#### Travail demandé
[a] Dans l'extrait sur les golfs de la région de Montréal, quelle superficie totale les espaces protégés atteindront-ils après l'ajout des trois nouveaux golfs ?
[b] Résumez sous forme de liste le paragraphe de l'extrait sur les golfs de la région de Montréal qui commence par « Après avoir adopté en juin », en conservant ses faits principaux.
[c] Reproduisez fidèlement le passage de l'extrait sur les golfs de la région de Montréal qui va de « Malgré les nombreuses » jusqu'à « de la sorte. ».

Malgré les nombreuses poursuites dont elle fait déjà l’objet, la Communauté métropolitaine de Montréal (CMM) va adopter ce jeudi une modification à son règlement de contrôle intérimaire afin de protéger trois autres golfs sur son territoire. L’organisation supramunicipale persiste et signe : elle affirme ne pas outrepasser ses pouvoirs en agissant de la sorte.

474 hectares protégés

Après avoir adopté en juin un premier règlement de contrôle intérimaire (RCI) visant à protéger six terrains de golf présentant un potentiel de reconversion en espace vert, la CMM va ajouter trois autres golfs jeudi, a appris La Presse. La superficie de ces espaces protégés passera ainsi à 474 hectares, soit deux fois et demie la superficie du parc du Mont-Royal. Le club de golf de Boucherville, le Golf Dorval et le Golf Ste-Rose, à Laval, s’ajoutent à la liste. Le règlement modifié doit être approuvé par le gouvernement du Québec, qui avait déjà donné son aval à la première mouture le 25 août dernier. Concrètement, le RCI a pour effet d’empêcher tout projet de lotissement sur ces terrains de golf le temps que la CMM dépose son Plan métropolitain d’aménagement et d’urbanisme (PMAD) révisé, au plus tard en 2025.

#### Informations fournies
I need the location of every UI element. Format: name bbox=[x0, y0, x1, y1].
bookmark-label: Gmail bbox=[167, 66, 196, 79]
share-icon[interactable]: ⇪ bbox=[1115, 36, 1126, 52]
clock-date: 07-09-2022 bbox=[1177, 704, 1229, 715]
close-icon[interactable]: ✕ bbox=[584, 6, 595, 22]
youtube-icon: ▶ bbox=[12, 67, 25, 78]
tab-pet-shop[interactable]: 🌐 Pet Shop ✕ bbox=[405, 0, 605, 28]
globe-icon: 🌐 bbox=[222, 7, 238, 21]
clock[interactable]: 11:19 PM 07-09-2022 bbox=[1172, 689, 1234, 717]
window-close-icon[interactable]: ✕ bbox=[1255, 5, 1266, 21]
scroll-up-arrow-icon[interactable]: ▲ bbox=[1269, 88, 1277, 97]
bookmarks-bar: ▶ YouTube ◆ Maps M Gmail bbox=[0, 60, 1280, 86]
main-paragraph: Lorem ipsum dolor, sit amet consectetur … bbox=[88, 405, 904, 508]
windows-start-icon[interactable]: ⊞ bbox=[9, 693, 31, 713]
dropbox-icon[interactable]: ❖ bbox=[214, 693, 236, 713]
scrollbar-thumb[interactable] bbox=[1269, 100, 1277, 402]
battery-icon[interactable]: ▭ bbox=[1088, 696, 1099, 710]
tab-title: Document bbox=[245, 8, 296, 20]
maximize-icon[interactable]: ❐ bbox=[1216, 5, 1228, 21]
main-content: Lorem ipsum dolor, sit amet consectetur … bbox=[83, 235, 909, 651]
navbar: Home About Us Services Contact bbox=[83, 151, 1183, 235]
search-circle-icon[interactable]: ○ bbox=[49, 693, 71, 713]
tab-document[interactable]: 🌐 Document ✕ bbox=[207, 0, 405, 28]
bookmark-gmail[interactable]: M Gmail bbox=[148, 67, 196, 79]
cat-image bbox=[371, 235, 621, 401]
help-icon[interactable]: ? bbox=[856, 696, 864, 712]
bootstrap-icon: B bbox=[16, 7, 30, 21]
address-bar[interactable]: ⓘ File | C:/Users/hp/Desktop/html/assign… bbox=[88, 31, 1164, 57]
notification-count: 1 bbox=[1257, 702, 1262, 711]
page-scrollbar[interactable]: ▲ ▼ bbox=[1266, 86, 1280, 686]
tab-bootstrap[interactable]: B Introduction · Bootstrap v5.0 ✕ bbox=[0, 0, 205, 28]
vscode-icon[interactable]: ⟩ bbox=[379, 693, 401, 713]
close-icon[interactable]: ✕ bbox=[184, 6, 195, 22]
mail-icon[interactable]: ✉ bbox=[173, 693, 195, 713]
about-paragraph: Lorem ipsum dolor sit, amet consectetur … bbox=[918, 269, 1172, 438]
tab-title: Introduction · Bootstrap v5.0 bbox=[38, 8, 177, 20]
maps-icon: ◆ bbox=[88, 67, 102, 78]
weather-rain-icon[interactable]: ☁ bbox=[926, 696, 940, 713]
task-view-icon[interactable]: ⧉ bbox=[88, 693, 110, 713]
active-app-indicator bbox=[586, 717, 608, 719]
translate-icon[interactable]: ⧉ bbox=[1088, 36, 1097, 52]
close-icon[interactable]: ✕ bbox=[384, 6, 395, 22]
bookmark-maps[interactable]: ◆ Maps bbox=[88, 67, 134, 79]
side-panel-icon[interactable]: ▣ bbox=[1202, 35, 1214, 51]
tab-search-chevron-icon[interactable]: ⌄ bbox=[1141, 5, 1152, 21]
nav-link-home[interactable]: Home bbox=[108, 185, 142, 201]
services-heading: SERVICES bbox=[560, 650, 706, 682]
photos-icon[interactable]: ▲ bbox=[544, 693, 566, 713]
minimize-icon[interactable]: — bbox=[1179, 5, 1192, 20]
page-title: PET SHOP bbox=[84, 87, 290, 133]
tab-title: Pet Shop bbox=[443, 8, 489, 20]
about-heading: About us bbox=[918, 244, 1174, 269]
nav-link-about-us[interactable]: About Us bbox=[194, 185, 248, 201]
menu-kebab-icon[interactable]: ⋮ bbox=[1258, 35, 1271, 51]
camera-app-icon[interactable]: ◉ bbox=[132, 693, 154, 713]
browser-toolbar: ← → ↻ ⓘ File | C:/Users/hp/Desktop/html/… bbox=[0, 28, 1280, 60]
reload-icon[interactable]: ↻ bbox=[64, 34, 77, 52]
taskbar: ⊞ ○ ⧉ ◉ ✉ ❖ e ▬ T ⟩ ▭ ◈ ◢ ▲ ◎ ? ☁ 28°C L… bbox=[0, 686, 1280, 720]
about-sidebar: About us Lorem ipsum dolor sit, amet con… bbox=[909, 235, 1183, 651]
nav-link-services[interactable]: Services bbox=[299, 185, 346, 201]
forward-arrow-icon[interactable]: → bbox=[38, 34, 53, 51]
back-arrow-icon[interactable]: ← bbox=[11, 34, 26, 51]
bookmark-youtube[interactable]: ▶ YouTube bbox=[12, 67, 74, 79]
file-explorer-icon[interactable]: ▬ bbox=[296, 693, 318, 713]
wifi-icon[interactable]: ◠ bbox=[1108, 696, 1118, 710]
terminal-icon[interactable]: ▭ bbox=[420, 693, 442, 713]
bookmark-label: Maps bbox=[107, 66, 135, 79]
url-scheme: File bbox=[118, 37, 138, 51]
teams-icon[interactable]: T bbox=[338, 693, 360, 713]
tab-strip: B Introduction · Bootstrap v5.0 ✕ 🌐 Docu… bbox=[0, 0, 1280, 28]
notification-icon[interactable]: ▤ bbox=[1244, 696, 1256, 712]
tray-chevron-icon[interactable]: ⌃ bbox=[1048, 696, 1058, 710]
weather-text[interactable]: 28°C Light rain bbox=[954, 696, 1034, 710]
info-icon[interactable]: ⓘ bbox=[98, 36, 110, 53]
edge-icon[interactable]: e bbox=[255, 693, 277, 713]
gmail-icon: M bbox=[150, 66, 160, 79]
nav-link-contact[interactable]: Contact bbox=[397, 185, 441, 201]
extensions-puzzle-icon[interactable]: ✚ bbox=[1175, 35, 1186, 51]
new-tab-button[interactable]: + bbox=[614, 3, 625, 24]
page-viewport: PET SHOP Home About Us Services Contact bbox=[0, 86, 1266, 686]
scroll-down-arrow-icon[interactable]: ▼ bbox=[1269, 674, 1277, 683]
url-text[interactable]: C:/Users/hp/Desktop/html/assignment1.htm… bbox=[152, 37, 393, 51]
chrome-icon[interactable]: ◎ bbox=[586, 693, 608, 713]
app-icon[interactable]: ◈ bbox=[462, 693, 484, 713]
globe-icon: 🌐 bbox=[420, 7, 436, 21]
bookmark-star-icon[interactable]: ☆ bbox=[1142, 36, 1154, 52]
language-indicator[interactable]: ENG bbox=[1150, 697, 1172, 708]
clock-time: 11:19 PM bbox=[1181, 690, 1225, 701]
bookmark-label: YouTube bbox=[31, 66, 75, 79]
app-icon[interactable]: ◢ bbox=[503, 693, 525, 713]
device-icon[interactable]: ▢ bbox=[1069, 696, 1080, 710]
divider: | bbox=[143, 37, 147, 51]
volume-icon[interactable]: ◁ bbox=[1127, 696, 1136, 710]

#### Voici les réponses
[a] Ils atteindront 474 hectares, soit deux fois et demie la superficie du parc du Mont-Royal.

[b]
- En juin, la CMM a adopté un premier règlement de contrôle intérimaire (RCI) protégeant six terrains de golf qui peuvent être reconvertis en espace vert.
- Jeudi, elle y ajoute trois golfs : le club de golf de Boucherville, le Golf Dorval et le Golf Ste-Rose, à Laval.
- La superficie protégée passe ainsi à 474 hectares, soit deux fois et demie celle du parc du Mont-Royal.
- Le gouvernement du Québec doit approuver le règlement modifié. Il avait approuvé la première version le 25 août.
- Le RCI empêche tout lotissement sur ces terrains jusqu'au dépôt du PMAD révisé, au plus tard en 2025.

[c]
Malgré les nombreuses poursuites dont elle fait déjà l’objet, la Communauté métropolitaine de Montréal (CMM) va adopter ce jeudi une modification à son règlement de contrôle intérimaire afin de protéger trois autres golfs sur son territoire. L’organisation supramunicipale persiste et signe : elle affirme ne pas outrepasser ses pouvoirs en agissant de la sorte.